LISTED RECORDS
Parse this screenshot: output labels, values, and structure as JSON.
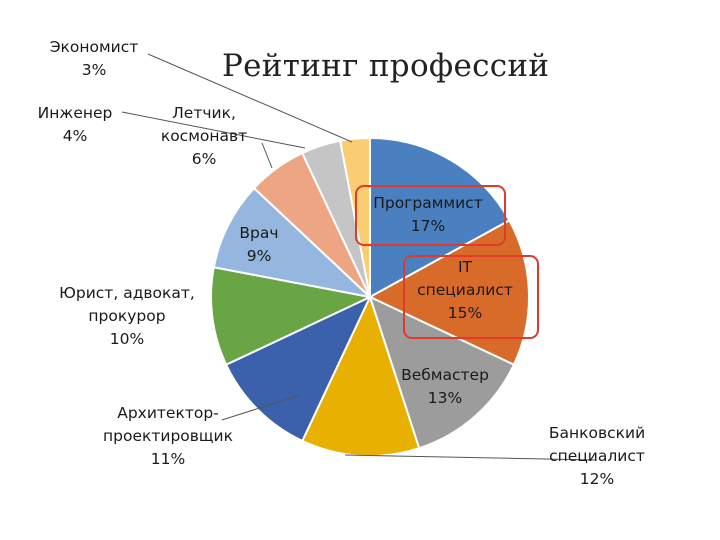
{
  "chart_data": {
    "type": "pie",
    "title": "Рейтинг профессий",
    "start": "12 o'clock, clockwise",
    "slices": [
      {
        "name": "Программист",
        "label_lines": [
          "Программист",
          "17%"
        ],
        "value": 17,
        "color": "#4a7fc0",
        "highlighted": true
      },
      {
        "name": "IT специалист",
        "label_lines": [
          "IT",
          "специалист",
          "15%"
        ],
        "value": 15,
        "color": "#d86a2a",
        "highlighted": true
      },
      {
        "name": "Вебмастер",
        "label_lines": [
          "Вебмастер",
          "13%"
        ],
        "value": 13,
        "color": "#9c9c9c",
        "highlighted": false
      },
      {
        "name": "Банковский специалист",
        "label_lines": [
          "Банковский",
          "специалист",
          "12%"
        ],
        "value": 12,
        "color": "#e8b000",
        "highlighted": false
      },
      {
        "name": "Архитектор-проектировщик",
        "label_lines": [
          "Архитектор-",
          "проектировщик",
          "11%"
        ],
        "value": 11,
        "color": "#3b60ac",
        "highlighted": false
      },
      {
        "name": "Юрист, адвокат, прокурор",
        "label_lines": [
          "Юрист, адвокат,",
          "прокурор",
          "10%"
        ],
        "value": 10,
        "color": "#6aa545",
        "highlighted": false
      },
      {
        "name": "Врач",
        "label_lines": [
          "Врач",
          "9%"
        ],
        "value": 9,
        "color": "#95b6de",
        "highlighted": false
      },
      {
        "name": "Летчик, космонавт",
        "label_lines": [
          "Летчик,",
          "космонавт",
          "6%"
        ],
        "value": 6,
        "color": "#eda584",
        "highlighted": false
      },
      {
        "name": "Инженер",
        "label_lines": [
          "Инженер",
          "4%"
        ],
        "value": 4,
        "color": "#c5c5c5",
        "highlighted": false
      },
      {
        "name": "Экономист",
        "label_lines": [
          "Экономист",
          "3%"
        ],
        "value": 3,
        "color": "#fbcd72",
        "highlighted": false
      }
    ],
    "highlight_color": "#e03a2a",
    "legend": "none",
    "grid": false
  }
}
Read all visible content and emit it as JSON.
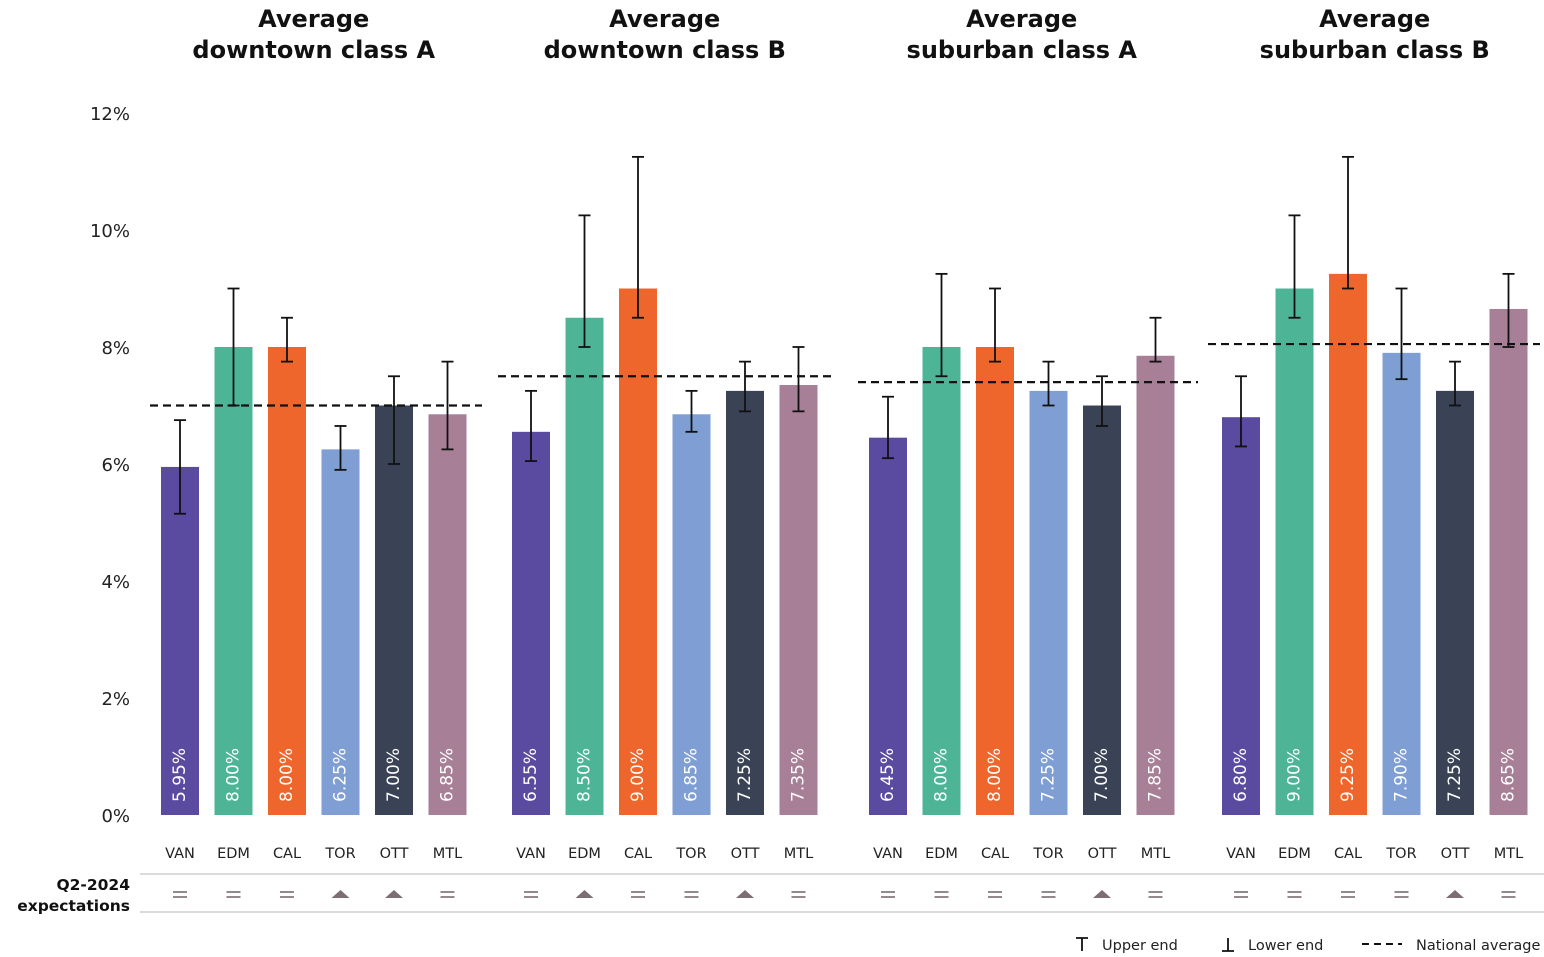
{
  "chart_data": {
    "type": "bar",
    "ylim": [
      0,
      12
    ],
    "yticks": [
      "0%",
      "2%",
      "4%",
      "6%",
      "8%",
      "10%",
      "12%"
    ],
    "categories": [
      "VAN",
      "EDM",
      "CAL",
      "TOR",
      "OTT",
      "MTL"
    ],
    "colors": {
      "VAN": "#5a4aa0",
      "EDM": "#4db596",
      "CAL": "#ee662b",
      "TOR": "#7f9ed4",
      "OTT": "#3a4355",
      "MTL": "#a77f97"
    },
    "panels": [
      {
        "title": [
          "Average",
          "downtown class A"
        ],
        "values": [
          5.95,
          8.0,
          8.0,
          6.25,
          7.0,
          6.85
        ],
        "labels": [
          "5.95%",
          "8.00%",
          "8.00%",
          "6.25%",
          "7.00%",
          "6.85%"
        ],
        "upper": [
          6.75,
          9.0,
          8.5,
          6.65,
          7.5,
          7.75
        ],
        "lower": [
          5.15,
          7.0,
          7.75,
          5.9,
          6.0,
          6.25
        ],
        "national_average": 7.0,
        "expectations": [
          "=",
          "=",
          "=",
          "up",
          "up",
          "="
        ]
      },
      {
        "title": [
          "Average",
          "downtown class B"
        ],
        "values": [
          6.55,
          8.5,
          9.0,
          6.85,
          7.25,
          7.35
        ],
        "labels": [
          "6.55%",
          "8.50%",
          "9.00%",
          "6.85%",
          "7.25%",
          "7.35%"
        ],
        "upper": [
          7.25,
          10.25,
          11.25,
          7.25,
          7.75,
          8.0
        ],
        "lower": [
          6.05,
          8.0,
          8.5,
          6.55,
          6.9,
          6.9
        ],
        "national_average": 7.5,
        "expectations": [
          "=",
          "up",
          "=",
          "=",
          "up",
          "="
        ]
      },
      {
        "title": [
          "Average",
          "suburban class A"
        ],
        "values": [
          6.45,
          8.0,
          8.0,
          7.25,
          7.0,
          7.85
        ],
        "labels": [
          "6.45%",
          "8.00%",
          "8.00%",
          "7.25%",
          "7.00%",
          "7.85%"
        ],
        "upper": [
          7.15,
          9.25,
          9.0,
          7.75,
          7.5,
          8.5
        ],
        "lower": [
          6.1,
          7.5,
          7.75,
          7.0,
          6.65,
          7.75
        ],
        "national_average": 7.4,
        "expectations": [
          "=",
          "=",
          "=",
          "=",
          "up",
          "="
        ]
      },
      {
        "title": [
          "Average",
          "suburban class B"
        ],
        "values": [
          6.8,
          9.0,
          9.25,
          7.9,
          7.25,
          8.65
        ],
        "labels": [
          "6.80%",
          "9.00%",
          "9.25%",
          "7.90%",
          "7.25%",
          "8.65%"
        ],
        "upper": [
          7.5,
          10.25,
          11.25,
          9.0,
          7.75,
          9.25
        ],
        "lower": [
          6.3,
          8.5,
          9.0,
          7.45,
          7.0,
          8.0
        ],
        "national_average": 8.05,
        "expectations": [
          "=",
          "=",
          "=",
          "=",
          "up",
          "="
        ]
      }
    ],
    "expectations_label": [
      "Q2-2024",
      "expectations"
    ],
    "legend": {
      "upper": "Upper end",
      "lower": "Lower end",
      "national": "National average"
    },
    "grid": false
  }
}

WORK REQUIRED
Look through the listing above and count the lines where the string "Юрист" appears. Report the number only.

RESULT
2